→ **Set tasks**
• 1. From the V sits article, quote the passage that opens with the words "Core Sweat: Workout" and ends with the words "your lumbar spine.".
• 2. Write what follows the last sentence of the V sits article below, carrying the piece on from there.

→ **Text section**
--

V Sits: How-to, Benefits & Variations
V sits target the rectus abdominis, hip flexors, and deep core. Sit on floor, lean back, extend legs to form a V, pull knees toward chin. Bodyweight only. Builds lower-ab strength and balance.
V Sits: How-to, Benefits & Variations
Try this. Sit on the floor. Lean back until your abs switch on. Now lift both feet off the ground and try to hold that position for ten seconds without your hands touching anything.
Most people collapse at second three. Not because they lack core strength. Because they lack the specific kind of core strength that the v sit exercise demands: simultaneous upper and lower abdominal contraction while balancing on your sit bones with zero external support.
Sophie Jones programs v sits into 38 of her workout segments at Wellls. Thirty-eight. That is not a random inclusion. She returns to this exercise across her Core Sweat series, her Glow Up challenges, her Bringing Sexy Back program, her Peach Project, and her Total Body Conditioning workouts. When a trainer with 95 workouts keeps coming back to one movement, the movement earns its reputation.
Her cue is consistent every time: drive the knees toward the chin, not the chest. That distinction matters more than it sounds. Pulling knees to the chest loads your hip flexors. Pulling knees toward the chin forces the lower abdominals to contract deeper. She says it plainly: "It's almost like the knees are coming higher, 'cause that's really gonna get that nice, deep, lower core contraction." That deep lower-core contraction is the entire point of v sits. And it is the reason this exercise shows up in Pilates, barre, bodyweight training, and calisthenics programming alike.
Core Sweat: Workout 8
Sophie Jones
How to Do V Sits
Sit on the floor with your knees tucked toward your chest and feet flat. Place your fingertips lightly on the floor behind you, fingers pointing forward. Sophie Jones is specific about hand position: "Fingers facing forward... hands are literally just for guidance." Your hands are stabilizers, not lifters. Do not push off the floor with them.
Lean back slightly until you feel your core engage. Roll your shoulders back and away from your ears. Natalia Gunnlaugs cues this posture in her Strong Pilates sessions: "Leaning back, roll the shoulders back away from the ears." The lean-back angle should be about 45 degrees from upright. If you round your upper back, you lose the abdominal engagement and put pressure on your lumbar spine.
Lift both feet off the floor and extend your legs forward and slightly upward while simultaneously leaning your torso back. Your body should form a V shape balanced on your sit bones. Sophie Jones describes the dynamic version: "Crunching in and then extending out." Control the extension. Do not kick your legs forward. Slow the movement down.
Pull your knees back toward your chin in a controlled crunch. This is where the real work happens. Sophie Jones cues: "Try and drive the knees in towards the chin. That's gonna get that nice, deep core contraction." She repeats this across multiple workouts because the knee-to-chin direction targets the lower rectus abdominis more aggressively than knee-to-chest.
Exhale as you pull your knees in, inhale as you extend. Sophie Jones cues the breathing rhythm: "Driving those knees in, pushing that tummy button in towards my spine." The exhale-brace pattern activates the transversus abdominis, which stabilizes the lumbar spine during the movement. Without it, your lower back takes the strain instead of your abs.

--

→ **Given data**
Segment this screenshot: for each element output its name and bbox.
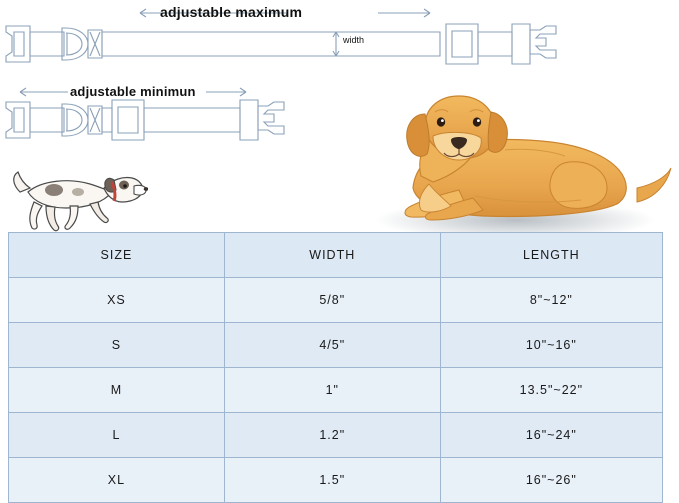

--

→ **Task answers**
• 1.
Core Sweat: Workout 8
Sophie Jones
How to Do V Sits
Sit on the floor with your knees tucked toward your chest and feet flat. Place your fingertips lightly on the floor behind you, fingers pointing forward. Sophie Jones is specific about hand position: "Fingers facing forward... hands are literally just for guidance." Your hands are stabilizers, not lifters. Do not push off the floor with them.
Lean back slightly until you feel your core engage. Roll your shoulders back and away from your ears. Natalia Gunnlaugs cues this posture in her Strong Pilates sessions: "Leaning back, roll the shoulders back away from the ears." The lean-back angle should be about 45 degrees from upright. If you round your upper back, you lose the abdominal engagement and put pressure on your lumbar spine.

• 2.
Repeat for 8-15 reps per set. 3-4 sets. For the v-sit hold variant, skip the crunch and simply hold the V position. Sophie Jones programs 30-40 second rounds in her Core Sweat and Glow Up workouts. Quality always beats speed: "Don't worry about speed here, I want control."
Muscles Worked
Primary
Rectus abdominis (upper and lower fibers)
The v sit exercise loads both the upper and lower portions of the rectus abdominis simultaneously. When you lean back, the upper fibers contract to maintain the trunk angle. When you extend and retract your legs, the lower fibers work to control hip flexion against gravity. A 2023 systematic review of core muscle activation found that exercises requiring concurrent upper and lower trunk stabilization produce higher total rectus abdominis EMG activity than isolated crunch or leg-raise patterns. V sits demand both ends at once.
Hip flexors (iliopsoas, rectus femoris)
Your hip flexors hold your legs off the floor and drive the knee-to-chin movement. Sophie Jones specifically addresses this: "Try not to use the hip flexors on this, so try and engage through the core." She is not saying the hip flexors should not work. They will. She is saying the core should be the driver, with the hip flexors assisting. When the hip flexors dominate, you feel burning in the front of your thighs instead of deep in your abs.
Secondary
Transversus abdominis
The deepest abdominal layer acts as a natural compression belt during v sits. Every time Sophie Jones cues "pushing that tummy button in towards my spine," she is cueing the TA to brace. A systematic review of diaphragmatic breathing and core stability confirmed that the exhale-brace pattern specifically activates the TA. This muscle does not produce the visible crunch movement. It produces the spinal stability that makes the crunch movement safe.
Quadriceps
Keeping your legs extended during the reach phase demands continuous quadriceps contraction. The rectus femoris crosses both the hip and knee joints, working to maintain leg extension while the hip flexors hold elevation. During the v-sit hold, this sustained contraction becomes isometric. Your quads burn quietly while your abs do the loud work.
Erector spinae (stabilizer)
The spinal erectors work isometrically to prevent excessive rounding of the lower back during the lean-back phase. They co-contract with the abdominals to create a rigid trunk. If your erectors are weak, your back rounds and the exercise shifts from a core exercise to a hip flexor exercise.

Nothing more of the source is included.